Task details = Output all the entries word for word. Omit the pictures.

Raw records =
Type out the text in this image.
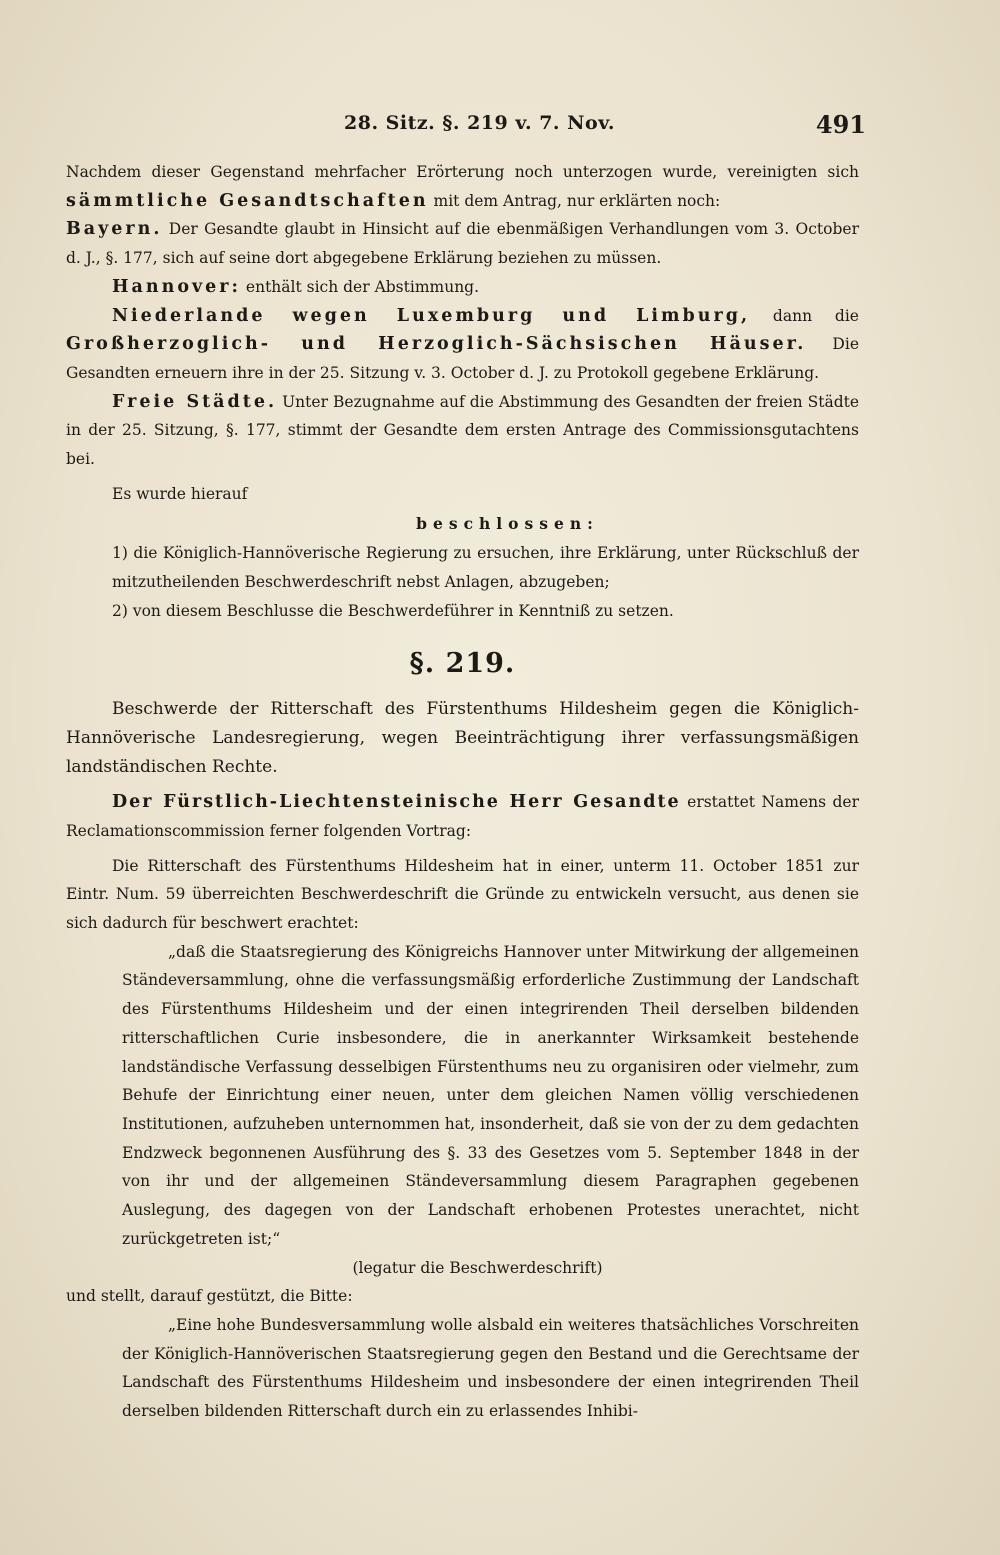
28. Sitz. §. 219 v. 7. Nov.	491

Nachdem dieser Gegenstand mehrfacher Erörterung noch unterzogen wurde, vereinigten sich sämmtliche Gesandtschaften mit dem Antrag, nur erklärten noch:

Bayern. Der Gesandte glaubt in Hinsicht auf die ebenmäßigen Verhandlungen vom 3. October d. J., §. 177, sich auf seine dort abgegebene Erklärung beziehen zu müssen.

Hannover: enthält sich der Abstimmung.

Niederlande wegen Luxemburg und Limburg, dann die Großherzoglich- und Herzoglich-Sächsischen Häuser. Die Gesandten erneuern ihre in der 25. Sitzung v. 3. October d. J. zu Protokoll gegebene Erklärung.

Freie Städte. Unter Bezugnahme auf die Abstimmung des Gesandten der freien Städte in der 25. Sitzung, §. 177, stimmt der Gesandte dem ersten Antrage des Commissionsgutachtens bei.

Es wurde hierauf

beschlossen:

1) die Königlich-Hannöverische Regierung zu ersuchen, ihre Erklärung, unter Rückschluß der mitzutheilenden Beschwerdeschrift nebst Anlagen, abzugeben;

2) von diesem Beschlusse die Beschwerdeführer in Kenntniß zu setzen.

§. 219.

Beschwerde der Ritterschaft des Fürstenthums Hildesheim gegen die Königlich-Hannöverische Landesregierung, wegen Beeinträchtigung ihrer verfassungsmäßigen landständischen Rechte.

Der Fürstlich-Liechtensteinische Herr Gesandte erstattet Namens der Reclamationscommission ferner folgenden Vortrag:

Die Ritterschaft des Fürstenthums Hildesheim hat in einer, unterm 11. October 1851 zur Eintr. Num. 59 überreichten Beschwerdeschrift die Gründe zu entwickeln versucht, aus denen sie sich dadurch für beschwert erachtet:

„daß die Staatsregierung des Königreichs Hannover unter Mitwirkung der allgemeinen Ständeversammlung, ohne die verfassungsmäßig erforderliche Zustimmung der Landschaft des Fürstenthums Hildesheim und der einen integrirenden Theil derselben bildenden ritterschaftlichen Curie insbesondere, die in anerkannter Wirksamkeit bestehende landständische Verfassung desselbigen Fürstenthums neu zu organisiren oder vielmehr, zum Behufe der Einrichtung einer neuen, unter dem gleichen Namen völlig verschiedenen Institutionen, aufzuheben unternommen hat, insonderheit, daß sie von der zu dem gedachten Endzweck begonnenen Ausführung des §. 33 des Gesetzes vom 5. September 1848 in der von ihr und der allgemeinen Ständeversammlung diesem Paragraphen gegebenen Auslegung, des dagegen von der Landschaft erhobenen Protestes unerachtet, nicht zurückgetreten ist;“

(legatur die Beschwerdeschrift)

und stellt, darauf gestützt, die Bitte:

„Eine hohe Bundesversammlung wolle alsbald ein weiteres thatsächliches Vorschreiten der Königlich-Hannöverischen Staatsregierung gegen den Bestand und die Gerechtsame der Landschaft des Fürstenthums Hildesheim und insbesondere der einen integrirenden Theil derselben bildenden Ritterschaft durch ein zu erlassendes Inhibi-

Result =
Type out the text in this image.
28. Sitz. §. 219 v. 7. Nov.	491

Nachdem dieser Gegenstand mehrfacher Erörterung noch unterzogen wurde, vereinigten sich sämmtliche Gesandtschaften mit dem Antrag, nur erklärten noch:

Bayern. Der Gesandte glaubt in Hinsicht auf die ebenmäßigen Verhandlungen vom 3. October d. J., §. 177, sich auf seine dort abgegebene Erklärung beziehen zu müssen.

Hannover: enthält sich der Abstimmung.

Niederlande wegen Luxemburg und Limburg, dann die Großherzoglich- und Herzoglich-Sächsischen Häuser. Die Gesandten erneuern ihre in der 25. Sitzung v. 3. October d. J. zu Protokoll gegebene Erklärung.

Freie Städte. Unter Bezugnahme auf die Abstimmung des Gesandten der freien Städte in der 25. Sitzung, §. 177, stimmt der Gesandte dem ersten Antrage des Commissionsgutachtens bei.

Es wurde hierauf

beschlossen:

1) die Königlich-Hannöverische Regierung zu ersuchen, ihre Erklärung, unter Rückschluß der mitzutheilenden Beschwerdeschrift nebst Anlagen, abzugeben;

2) von diesem Beschlusse die Beschwerdeführer in Kenntniß zu setzen.

§. 219.

Beschwerde der Ritterschaft des Fürstenthums Hildesheim gegen die Königlich-Hannöverische Landesregierung, wegen Beeinträchtigung ihrer verfassungsmäßigen landständischen Rechte.

Der Fürstlich-Liechtensteinische Herr Gesandte erstattet Namens der Reclamationscommission ferner folgenden Vortrag:

Die Ritterschaft des Fürstenthums Hildesheim hat in einer, unterm 11. October 1851 zur Eintr. Num. 59 überreichten Beschwerdeschrift die Gründe zu entwickeln versucht, aus denen sie sich dadurch für beschwert erachtet:

„daß die Staatsregierung des Königreichs Hannover unter Mitwirkung der allgemeinen Ständeversammlung, ohne die verfassungsmäßig erforderliche Zustimmung der Landschaft des Fürstenthums Hildesheim und der einen integrirenden Theil derselben bildenden ritterschaftlichen Curie insbesondere, die in anerkannter Wirksamkeit bestehende landständische Verfassung desselbigen Fürstenthums neu zu organisiren oder vielmehr, zum Behufe der Einrichtung einer neuen, unter dem gleichen Namen völlig verschiedenen Institutionen, aufzuheben unternommen hat, insonderheit, daß sie von der zu dem gedachten Endzweck begonnenen Ausführung des §. 33 des Gesetzes vom 5. September 1848 in der von ihr und der allgemeinen Ständeversammlung diesem Paragraphen gegebenen Auslegung, des dagegen von der Landschaft erhobenen Protestes unerachtet, nicht zurückgetreten ist;“

(legatur die Beschwerdeschrift)

und stellt, darauf gestützt, die Bitte:

„Eine hohe Bundesversammlung wolle alsbald ein weiteres thatsächliches Vorschreiten der Königlich-Hannöverischen Staatsregierung gegen den Bestand und die Gerechtsame der Landschaft des Fürstenthums Hildesheim und insbesondere der einen integrirenden Theil derselben bildenden Ritterschaft durch ein zu erlassendes Inhibi-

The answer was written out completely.